> Directive 1
Reproduce the passage of the mantid photo thread between "I totally thought" and "like a fly.", inclusive.
> Directive 2
Recast the records as a numbered list, from their first line through the line holding "- header-top-col7: 4.5m?: [563, 120, 582, 127]", inclusive, and leave out any blank lines. Include only those lines.

> Excerpted passage
* * *

# Mantid pics



## rlechols (Feb 8, 2007)

Hi all,

Just thought I'd share some pics I took today:

L4 Ghost eating a D. Melangastor fruit fly: (you can see the fly's red eyes)







More L4 Ghost pics:
















Close up of D. Melangastor fly:






H. Grandis male (sub-sub adult):


----------



## OGIGA (Feb 8, 2007)

Awesome pictures! I didn't know fruit flies look like that. Now I'm going to borrow my housemate's camera!


----------



## AntiSocial______ (Feb 8, 2007)

nice pics.... How long do ghosts usually live?


----------



## Ian (Feb 8, 2007)

Oh those photos are awesome. I do love the close up of the Drosophila, wasn't aware they had red eyes!

What camera are you using?


----------



## OGIGA (Feb 8, 2007)

I totally thought that was a professional camera. It's a Canon PowerShot S3 IS. Very nice!


----------



## rlechols (Feb 9, 2007)

Thanks for the compliments on the pics--yes, my camera is the Canon S3 IS--a good substitute for an SLR. The pics were taken with the Raynox DCR 250 macro lens attached. It has taken some practice to learn how to use it, and I'm still figuring it out. I take a lot of pics and usually get 1/4 of them that turn out good. The camera has 12x zoom, so when you put the macro lens on, you can really zoom in on something very small, like a fly.

I'm not sure how long ghosts live. I originally had 5; 4 males and one female. The males have died, but the female is still doing well. She has laid 5 ooths. Here are two pictures of her:


----------



## padkison (Feb 9, 2007)

* * *

> Supplied data
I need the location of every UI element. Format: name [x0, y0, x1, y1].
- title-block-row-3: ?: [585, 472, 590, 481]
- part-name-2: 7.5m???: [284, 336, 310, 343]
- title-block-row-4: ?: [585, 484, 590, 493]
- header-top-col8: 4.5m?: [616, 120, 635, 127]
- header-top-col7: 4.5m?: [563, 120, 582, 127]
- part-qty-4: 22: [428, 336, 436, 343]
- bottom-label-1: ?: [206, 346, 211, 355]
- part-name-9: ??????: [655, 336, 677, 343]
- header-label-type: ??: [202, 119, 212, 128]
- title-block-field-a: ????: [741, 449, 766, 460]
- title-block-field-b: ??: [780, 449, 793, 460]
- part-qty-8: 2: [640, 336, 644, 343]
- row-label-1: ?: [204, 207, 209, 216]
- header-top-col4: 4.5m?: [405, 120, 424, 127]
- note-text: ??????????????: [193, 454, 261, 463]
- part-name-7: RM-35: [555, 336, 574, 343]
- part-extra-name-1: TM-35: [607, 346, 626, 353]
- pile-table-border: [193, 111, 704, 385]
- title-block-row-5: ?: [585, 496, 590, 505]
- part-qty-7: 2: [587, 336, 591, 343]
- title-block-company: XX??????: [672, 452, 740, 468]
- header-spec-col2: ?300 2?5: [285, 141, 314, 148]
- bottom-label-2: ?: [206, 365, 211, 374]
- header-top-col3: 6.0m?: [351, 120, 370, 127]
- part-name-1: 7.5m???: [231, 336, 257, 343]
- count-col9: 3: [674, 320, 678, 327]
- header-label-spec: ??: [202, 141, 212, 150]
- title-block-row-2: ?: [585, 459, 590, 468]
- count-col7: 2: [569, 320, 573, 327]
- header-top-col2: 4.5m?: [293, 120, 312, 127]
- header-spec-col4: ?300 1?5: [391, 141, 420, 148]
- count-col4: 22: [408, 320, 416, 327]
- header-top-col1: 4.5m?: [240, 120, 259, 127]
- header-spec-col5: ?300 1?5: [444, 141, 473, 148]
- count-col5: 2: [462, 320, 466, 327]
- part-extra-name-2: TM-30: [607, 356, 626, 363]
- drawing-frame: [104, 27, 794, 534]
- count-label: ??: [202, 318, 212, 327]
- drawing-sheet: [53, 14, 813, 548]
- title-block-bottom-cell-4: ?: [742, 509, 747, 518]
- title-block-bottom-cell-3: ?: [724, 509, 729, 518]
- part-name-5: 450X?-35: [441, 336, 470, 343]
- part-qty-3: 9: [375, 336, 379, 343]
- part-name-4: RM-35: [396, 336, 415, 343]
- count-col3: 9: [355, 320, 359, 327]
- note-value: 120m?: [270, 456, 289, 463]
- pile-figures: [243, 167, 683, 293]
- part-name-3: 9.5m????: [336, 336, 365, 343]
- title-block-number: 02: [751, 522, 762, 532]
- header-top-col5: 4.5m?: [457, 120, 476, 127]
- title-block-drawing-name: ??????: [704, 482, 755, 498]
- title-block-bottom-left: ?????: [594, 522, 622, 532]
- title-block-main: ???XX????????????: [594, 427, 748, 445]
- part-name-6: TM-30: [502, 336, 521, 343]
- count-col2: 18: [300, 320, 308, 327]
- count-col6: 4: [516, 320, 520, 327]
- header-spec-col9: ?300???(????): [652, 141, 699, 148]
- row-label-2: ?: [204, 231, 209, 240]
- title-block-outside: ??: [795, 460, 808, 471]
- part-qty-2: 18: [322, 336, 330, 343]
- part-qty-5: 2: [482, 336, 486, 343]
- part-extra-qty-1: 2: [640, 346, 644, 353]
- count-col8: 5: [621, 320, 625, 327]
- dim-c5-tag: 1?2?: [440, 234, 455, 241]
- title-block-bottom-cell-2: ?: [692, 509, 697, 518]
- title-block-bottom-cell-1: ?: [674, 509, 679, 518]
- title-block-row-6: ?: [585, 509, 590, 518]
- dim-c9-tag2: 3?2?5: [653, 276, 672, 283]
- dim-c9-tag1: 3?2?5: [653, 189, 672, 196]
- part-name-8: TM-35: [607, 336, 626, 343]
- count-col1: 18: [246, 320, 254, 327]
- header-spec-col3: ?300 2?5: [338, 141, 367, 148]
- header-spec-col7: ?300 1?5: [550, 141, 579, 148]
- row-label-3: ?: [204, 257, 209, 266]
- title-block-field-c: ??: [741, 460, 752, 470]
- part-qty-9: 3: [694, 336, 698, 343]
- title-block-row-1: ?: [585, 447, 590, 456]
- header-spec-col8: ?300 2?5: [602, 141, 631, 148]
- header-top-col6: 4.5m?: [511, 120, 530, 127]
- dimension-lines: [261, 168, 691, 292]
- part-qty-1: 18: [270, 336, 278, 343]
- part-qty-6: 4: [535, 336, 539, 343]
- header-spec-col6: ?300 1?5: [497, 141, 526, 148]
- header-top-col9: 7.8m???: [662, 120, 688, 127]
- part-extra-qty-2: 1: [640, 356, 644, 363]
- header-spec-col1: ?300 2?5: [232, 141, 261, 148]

* * *

> Full output 1
I totally thought that was a professional camera. It's a Canon PowerShot S3 IS. Very nice!


----------



## rlechols (Feb 9, 2007)

Thanks for the compliments on the pics--yes, my camera is the Canon S3 IS--a good substitute for an SLR. The pics were taken with the Raynox DCR 250 macro lens attached. It has taken some practice to learn how to use it, and I'm still figuring it out. I take a lot of pics and usually get 1/4 of them that turn out good. The camera has 12x zoom, so when you put the macro lens on, you can really zoom in on something very small, like a fly.

> Full output 2
1. I need the location of every UI element. Format: name [x0, y0, x1, y1].
2. - title-block-row-3: ?: [585, 472, 590, 481]
3. - part-name-2: 7.5m???: [284, 336, 310, 343]
4. - title-block-row-4: ?: [585, 484, 590, 493]
5. - header-top-col8: 4.5m?: [616, 120, 635, 127]
6. - header-top-col7: 4.5m?: [563, 120, 582, 127]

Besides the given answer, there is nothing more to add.